(SET TASK)
Every line of the material is to be quoted verbatim, minus the pictures.
START ENTRIES PROVIDED
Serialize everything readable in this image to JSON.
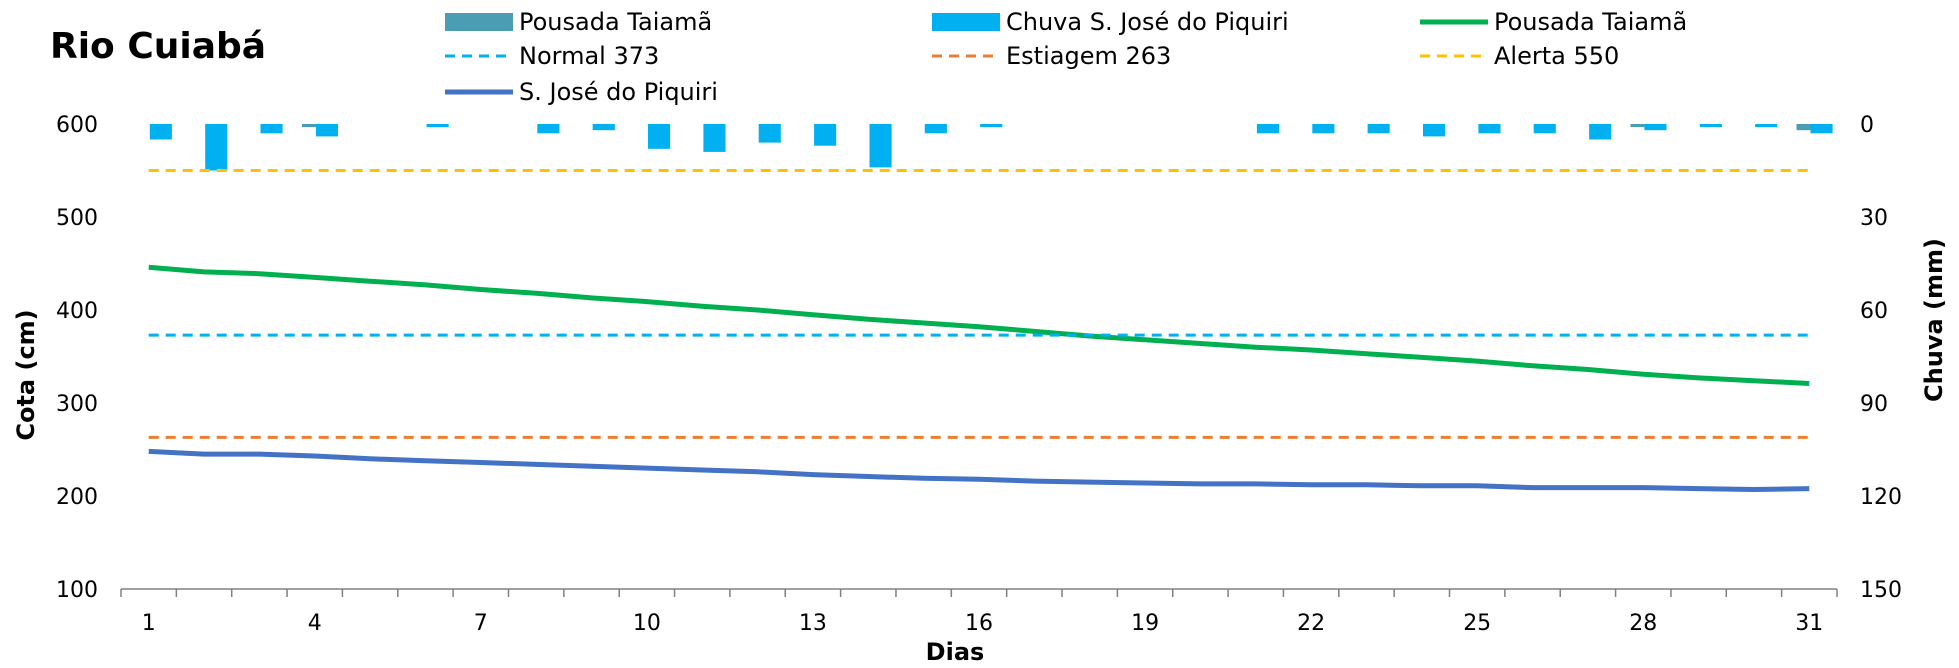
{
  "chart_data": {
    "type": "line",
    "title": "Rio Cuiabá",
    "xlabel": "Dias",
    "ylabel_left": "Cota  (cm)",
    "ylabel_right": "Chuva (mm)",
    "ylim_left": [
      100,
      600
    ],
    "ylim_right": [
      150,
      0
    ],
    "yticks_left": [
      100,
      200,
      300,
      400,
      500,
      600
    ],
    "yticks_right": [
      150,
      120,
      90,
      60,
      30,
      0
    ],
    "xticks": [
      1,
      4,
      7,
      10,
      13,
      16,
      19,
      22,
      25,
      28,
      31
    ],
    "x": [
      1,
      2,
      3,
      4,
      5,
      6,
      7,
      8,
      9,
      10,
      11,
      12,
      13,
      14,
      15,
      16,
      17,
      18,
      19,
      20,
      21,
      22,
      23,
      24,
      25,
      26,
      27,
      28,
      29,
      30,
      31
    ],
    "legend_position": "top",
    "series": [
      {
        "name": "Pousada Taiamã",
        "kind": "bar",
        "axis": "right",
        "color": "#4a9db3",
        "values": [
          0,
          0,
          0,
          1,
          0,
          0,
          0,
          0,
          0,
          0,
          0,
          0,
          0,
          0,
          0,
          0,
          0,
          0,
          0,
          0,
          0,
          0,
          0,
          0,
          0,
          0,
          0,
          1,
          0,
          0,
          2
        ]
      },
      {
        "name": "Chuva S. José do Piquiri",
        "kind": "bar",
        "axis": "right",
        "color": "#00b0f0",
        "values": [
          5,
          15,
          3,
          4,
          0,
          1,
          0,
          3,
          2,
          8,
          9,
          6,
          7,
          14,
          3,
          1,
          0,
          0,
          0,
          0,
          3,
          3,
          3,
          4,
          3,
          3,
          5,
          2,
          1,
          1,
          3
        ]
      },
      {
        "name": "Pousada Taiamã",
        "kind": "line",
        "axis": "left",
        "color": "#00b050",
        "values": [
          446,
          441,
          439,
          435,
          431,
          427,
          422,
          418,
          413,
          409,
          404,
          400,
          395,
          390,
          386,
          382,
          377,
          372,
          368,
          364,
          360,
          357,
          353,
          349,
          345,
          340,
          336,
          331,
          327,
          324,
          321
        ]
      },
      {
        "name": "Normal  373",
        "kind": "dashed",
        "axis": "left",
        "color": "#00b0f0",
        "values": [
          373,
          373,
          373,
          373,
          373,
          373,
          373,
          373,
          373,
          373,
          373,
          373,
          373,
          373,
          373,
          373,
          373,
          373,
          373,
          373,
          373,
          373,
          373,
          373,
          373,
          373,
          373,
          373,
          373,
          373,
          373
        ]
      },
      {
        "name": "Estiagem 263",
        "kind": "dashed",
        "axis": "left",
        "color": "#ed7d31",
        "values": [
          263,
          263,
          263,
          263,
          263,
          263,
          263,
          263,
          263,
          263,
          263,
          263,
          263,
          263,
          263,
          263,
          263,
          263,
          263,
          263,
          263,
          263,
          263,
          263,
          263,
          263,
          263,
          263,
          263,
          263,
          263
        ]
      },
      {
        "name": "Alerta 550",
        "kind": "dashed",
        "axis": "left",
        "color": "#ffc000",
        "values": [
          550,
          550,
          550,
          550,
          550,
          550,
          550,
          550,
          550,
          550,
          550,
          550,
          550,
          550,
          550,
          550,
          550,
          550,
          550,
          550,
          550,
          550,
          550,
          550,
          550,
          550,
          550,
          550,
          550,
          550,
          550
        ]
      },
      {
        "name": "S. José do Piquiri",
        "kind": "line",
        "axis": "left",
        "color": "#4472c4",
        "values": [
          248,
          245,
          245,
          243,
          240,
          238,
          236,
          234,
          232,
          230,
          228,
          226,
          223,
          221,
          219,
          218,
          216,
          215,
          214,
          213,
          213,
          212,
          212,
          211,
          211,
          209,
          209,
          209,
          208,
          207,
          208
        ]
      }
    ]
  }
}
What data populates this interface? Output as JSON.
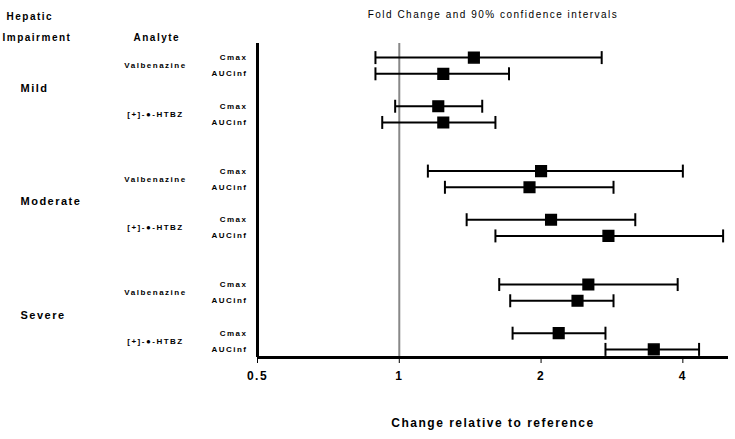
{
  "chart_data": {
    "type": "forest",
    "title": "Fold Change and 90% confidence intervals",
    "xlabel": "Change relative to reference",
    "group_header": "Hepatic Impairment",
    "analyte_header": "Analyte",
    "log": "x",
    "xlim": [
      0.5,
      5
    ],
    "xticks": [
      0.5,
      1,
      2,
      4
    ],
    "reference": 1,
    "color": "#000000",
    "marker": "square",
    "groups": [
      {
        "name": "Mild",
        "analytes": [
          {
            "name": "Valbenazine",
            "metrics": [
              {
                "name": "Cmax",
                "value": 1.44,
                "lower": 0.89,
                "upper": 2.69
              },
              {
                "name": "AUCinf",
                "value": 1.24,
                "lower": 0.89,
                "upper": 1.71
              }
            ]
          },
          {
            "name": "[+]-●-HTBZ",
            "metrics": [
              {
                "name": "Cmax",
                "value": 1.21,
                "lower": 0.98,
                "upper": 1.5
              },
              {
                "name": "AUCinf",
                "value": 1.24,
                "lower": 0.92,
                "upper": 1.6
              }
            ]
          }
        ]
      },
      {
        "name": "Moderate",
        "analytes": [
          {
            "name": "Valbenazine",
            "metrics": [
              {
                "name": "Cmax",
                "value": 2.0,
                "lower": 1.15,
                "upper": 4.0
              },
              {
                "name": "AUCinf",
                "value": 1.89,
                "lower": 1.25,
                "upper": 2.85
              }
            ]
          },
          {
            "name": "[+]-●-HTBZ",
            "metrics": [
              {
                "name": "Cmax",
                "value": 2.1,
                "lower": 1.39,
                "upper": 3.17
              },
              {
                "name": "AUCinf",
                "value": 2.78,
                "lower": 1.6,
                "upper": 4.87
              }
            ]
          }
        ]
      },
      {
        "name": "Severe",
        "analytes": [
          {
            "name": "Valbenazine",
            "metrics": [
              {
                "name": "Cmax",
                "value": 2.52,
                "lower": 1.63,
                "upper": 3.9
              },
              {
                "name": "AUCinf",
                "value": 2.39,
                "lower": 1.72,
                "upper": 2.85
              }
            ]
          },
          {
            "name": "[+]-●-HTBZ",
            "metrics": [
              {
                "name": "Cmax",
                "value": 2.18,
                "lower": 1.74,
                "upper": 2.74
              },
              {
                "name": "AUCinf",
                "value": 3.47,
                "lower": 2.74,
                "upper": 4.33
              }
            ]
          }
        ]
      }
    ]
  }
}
END ENTRIES PROVIDED
(WRITTEN ANSWER)
Serialize everything readable in this image to JSON.
{
  "chart_data": {
    "type": "line",
    "title": "Rio Cuiabá",
    "xlabel": "Dias",
    "ylabel_left": "Cota  (cm)",
    "ylabel_right": "Chuva (mm)",
    "ylim_left": [
      100,
      600
    ],
    "ylim_right": [
      150,
      0
    ],
    "yticks_left": [
      100,
      200,
      300,
      400,
      500,
      600
    ],
    "yticks_right": [
      150,
      120,
      90,
      60,
      30,
      0
    ],
    "xticks": [
      1,
      4,
      7,
      10,
      13,
      16,
      19,
      22,
      25,
      28,
      31
    ],
    "x": [
      1,
      2,
      3,
      4,
      5,
      6,
      7,
      8,
      9,
      10,
      11,
      12,
      13,
      14,
      15,
      16,
      17,
      18,
      19,
      20,
      21,
      22,
      23,
      24,
      25,
      26,
      27,
      28,
      29,
      30,
      31
    ],
    "legend_position": "top",
    "series": [
      {
        "name": "Pousada Taiamã",
        "kind": "bar",
        "axis": "right",
        "color": "#4a9db3",
        "values": [
          0,
          0,
          0,
          1,
          0,
          0,
          0,
          0,
          0,
          0,
          0,
          0,
          0,
          0,
          0,
          0,
          0,
          0,
          0,
          0,
          0,
          0,
          0,
          0,
          0,
          0,
          0,
          1,
          0,
          0,
          2
        ]
      },
      {
        "name": "Chuva S. José do Piquiri",
        "kind": "bar",
        "axis": "right",
        "color": "#00b0f0",
        "values": [
          5,
          15,
          3,
          4,
          0,
          1,
          0,
          3,
          2,
          8,
          9,
          6,
          7,
          14,
          3,
          1,
          0,
          0,
          0,
          0,
          3,
          3,
          3,
          4,
          3,
          3,
          5,
          2,
          1,
          1,
          3
        ]
      },
      {
        "name": "Pousada Taiamã",
        "kind": "line",
        "axis": "left",
        "color": "#00b050",
        "values": [
          446,
          441,
          439,
          435,
          431,
          427,
          422,
          418,
          413,
          409,
          404,
          400,
          395,
          390,
          386,
          382,
          377,
          372,
          368,
          364,
          360,
          357,
          353,
          349,
          345,
          340,
          336,
          331,
          327,
          324,
          321
        ]
      },
      {
        "name": "Normal  373",
        "kind": "dashed",
        "axis": "left",
        "color": "#00b0f0",
        "values": [
          373,
          373,
          373,
          373,
          373,
          373,
          373,
          373,
          373,
          373,
          373,
          373,
          373,
          373,
          373,
          373,
          373,
          373,
          373,
          373,
          373,
          373,
          373,
          373,
          373,
          373,
          373,
          373,
          373,
          373,
          373
        ]
      },
      {
        "name": "Estiagem 263",
        "kind": "dashed",
        "axis": "left",
        "color": "#ed7d31",
        "values": [
          263,
          263,
          263,
          263,
          263,
          263,
          263,
          263,
          263,
          263,
          263,
          263,
          263,
          263,
          263,
          263,
          263,
          263,
          263,
          263,
          263,
          263,
          263,
          263,
          263,
          263,
          263,
          263,
          263,
          263,
          263
        ]
      },
      {
        "name": "Alerta 550",
        "kind": "dashed",
        "axis": "left",
        "color": "#ffc000",
        "values": [
          550,
          550,
          550,
          550,
          550,
          550,
          550,
          550,
          550,
          550,
          550,
          550,
          550,
          550,
          550,
          550,
          550,
          550,
          550,
          550,
          550,
          550,
          550,
          550,
          550,
          550,
          550,
          550,
          550,
          550,
          550
        ]
      },
      {
        "name": "S. José do Piquiri",
        "kind": "line",
        "axis": "left",
        "color": "#4472c4",
        "values": [
          248,
          245,
          245,
          243,
          240,
          238,
          236,
          234,
          232,
          230,
          228,
          226,
          223,
          221,
          219,
          218,
          216,
          215,
          214,
          213,
          213,
          212,
          212,
          211,
          211,
          209,
          209,
          209,
          208,
          207,
          208
        ]
      }
    ]
  }
}
What data populates this interface? Output as JSON.
{
  "chart_data": {
    "type": "forest",
    "title": "Fold Change and 90% confidence intervals",
    "xlabel": "Change relative to reference",
    "group_header": "Hepatic Impairment",
    "analyte_header": "Analyte",
    "log": "x",
    "xlim": [
      0.5,
      5
    ],
    "xticks": [
      0.5,
      1,
      2,
      4
    ],
    "reference": 1,
    "color": "#000000",
    "marker": "square",
    "groups": [
      {
        "name": "Mild",
        "analytes": [
          {
            "name": "Valbenazine",
            "metrics": [
              {
                "name": "Cmax",
                "value": 1.44,
                "lower": 0.89,
                "upper": 2.69
              },
              {
                "name": "AUCinf",
                "value": 1.24,
                "lower": 0.89,
                "upper": 1.71
              }
            ]
          },
          {
            "name": "[+]-●-HTBZ",
            "metrics": [
              {
                "name": "Cmax",
                "value": 1.21,
                "lower": 0.98,
                "upper": 1.5
              },
              {
                "name": "AUCinf",
                "value": 1.24,
                "lower": 0.92,
                "upper": 1.6
              }
            ]
          }
        ]
      },
      {
        "name": "Moderate",
        "analytes": [
          {
            "name": "Valbenazine",
            "metrics": [
              {
                "name": "Cmax",
                "value": 2.0,
                "lower": 1.15,
                "upper": 4.0
              },
              {
                "name": "AUCinf",
                "value": 1.89,
                "lower": 1.25,
                "upper": 2.85
              }
            ]
          },
          {
            "name": "[+]-●-HTBZ",
            "metrics": [
              {
                "name": "Cmax",
                "value": 2.1,
                "lower": 1.39,
                "upper": 3.17
              },
              {
                "name": "AUCinf",
                "value": 2.78,
                "lower": 1.6,
                "upper": 4.87
              }
            ]
          }
        ]
      },
      {
        "name": "Severe",
        "analytes": [
          {
            "name": "Valbenazine",
            "metrics": [
              {
                "name": "Cmax",
                "value": 2.52,
                "lower": 1.63,
                "upper": 3.9
              },
              {
                "name": "AUCinf",
                "value": 2.39,
                "lower": 1.72,
                "upper": 2.85
              }
            ]
          },
          {
            "name": "[+]-●-HTBZ",
            "metrics": [
              {
                "name": "Cmax",
                "value": 2.18,
                "lower": 1.74,
                "upper": 2.74
              },
              {
                "name": "AUCinf",
                "value": 3.47,
                "lower": 2.74,
                "upper": 4.33
              }
            ]
          }
        ]
      }
    ]
  }
}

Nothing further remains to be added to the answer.